Dataset entries

========================================

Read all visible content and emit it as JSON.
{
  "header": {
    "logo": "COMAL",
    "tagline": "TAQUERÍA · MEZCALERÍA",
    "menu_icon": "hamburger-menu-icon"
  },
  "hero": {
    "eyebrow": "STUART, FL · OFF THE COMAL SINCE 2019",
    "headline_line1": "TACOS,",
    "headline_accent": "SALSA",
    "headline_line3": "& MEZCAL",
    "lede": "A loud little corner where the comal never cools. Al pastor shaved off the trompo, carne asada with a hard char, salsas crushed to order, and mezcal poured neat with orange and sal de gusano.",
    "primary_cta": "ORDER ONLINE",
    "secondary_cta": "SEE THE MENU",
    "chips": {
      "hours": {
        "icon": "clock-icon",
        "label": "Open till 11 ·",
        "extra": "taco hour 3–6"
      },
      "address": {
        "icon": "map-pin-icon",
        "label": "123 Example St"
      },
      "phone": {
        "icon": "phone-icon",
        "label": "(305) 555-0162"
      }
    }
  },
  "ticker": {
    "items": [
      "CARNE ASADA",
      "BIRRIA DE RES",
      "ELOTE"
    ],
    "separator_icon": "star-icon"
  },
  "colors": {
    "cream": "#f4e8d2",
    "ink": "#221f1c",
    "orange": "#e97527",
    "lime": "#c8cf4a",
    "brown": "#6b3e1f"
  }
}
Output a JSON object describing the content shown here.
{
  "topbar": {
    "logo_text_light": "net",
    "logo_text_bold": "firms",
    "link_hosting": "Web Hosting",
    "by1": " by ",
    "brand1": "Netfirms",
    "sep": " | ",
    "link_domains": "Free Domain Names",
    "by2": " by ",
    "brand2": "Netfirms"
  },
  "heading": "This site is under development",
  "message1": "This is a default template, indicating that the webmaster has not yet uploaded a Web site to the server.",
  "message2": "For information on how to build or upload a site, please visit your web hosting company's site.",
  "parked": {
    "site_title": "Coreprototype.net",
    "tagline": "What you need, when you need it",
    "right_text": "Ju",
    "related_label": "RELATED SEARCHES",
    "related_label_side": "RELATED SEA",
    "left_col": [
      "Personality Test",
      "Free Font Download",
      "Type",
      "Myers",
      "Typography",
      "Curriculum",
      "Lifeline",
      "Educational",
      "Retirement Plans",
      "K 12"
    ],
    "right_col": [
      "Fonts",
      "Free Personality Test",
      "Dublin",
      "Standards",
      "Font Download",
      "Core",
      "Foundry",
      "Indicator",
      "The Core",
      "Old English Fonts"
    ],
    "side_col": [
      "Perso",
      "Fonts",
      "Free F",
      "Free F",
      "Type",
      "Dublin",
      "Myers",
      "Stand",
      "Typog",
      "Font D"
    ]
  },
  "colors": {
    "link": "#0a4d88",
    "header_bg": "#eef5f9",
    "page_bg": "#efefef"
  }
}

========================================

Exercise brief
Print the material verbatim, all of it.

Answer to the problem
Read all visible content and emit it as JSON.
{
  "header": {
    "logo": "COMAL",
    "tagline": "TAQUERÍA · MEZCALERÍA",
    "menu_icon": "hamburger-menu-icon"
  },
  "hero": {
    "eyebrow": "STUART, FL · OFF THE COMAL SINCE 2019",
    "headline_line1": "TACOS,",
    "headline_accent": "SALSA",
    "headline_line3": "& MEZCAL",
    "lede": "A loud little corner where the comal never cools. Al pastor shaved off the trompo, carne asada with a hard char, salsas crushed to order, and mezcal poured neat with orange and sal de gusano.",
    "primary_cta": "ORDER ONLINE",
    "secondary_cta": "SEE THE MENU",
    "chips": {
      "hours": {
        "icon": "clock-icon",
        "label": "Open till 11 ·",
        "extra": "taco hour 3–6"
      },
      "address": {
        "icon": "map-pin-icon",
        "label": "123 Example St"
      },
      "phone": {
        "icon": "phone-icon",
        "label": "(305) 555-0162"
      }
    }
  },
  "ticker": {
    "items": [
      "CARNE ASADA",
      "BIRRIA DE RES",
      "ELOTE"
    ],
    "separator_icon": "star-icon"
  },
  "colors": {
    "cream": "#f4e8d2",
    "ink": "#221f1c",
    "orange": "#e97527",
    "lime": "#c8cf4a",
    "brown": "#6b3e1f"
  }
}
Output a JSON object describing the content shown here.
{
  "topbar": {
    "logo_text_light": "net",
    "logo_text_bold": "firms",
    "link_hosting": "Web Hosting",
    "by1": " by ",
    "brand1": "Netfirms",
    "sep": " | ",
    "link_domains": "Free Domain Names",
    "by2": " by ",
    "brand2": "Netfirms"
  },
  "heading": "This site is under development",
  "message1": "This is a default template, indicating that the webmaster has not yet uploaded a Web site to the server.",
  "message2": "For information on how to build or upload a site, please visit your web hosting company's site.",
  "parked": {
    "site_title": "Coreprototype.net",
    "tagline": "What you need, when you need it",
    "right_text": "Ju",
    "related_label": "RELATED SEARCHES",
    "related_label_side": "RELATED SEA",
    "left_col": [
      "Personality Test",
      "Free Font Download",
      "Type",
      "Myers",
      "Typography",
      "Curriculum",
      "Lifeline",
      "Educational",
      "Retirement Plans",
      "K 12"
    ],
    "right_col": [
      "Fonts",
      "Free Personality Test",
      "Dublin",
      "Standards",
      "Font Download",
      "Core",
      "Foundry",
      "Indicator",
      "The Core",
      "Old English Fonts"
    ],
    "side_col": [
      "Perso",
      "Fonts",
      "Free F",
      "Free F",
      "Type",
      "Dublin",
      "Myers",
      "Stand",
      "Typog",
      "Font D"
    ]
  },
  "colors": {
    "link": "#0a4d88",
    "header_bg": "#eef5f9",
    "page_bg": "#efefef"
  }
}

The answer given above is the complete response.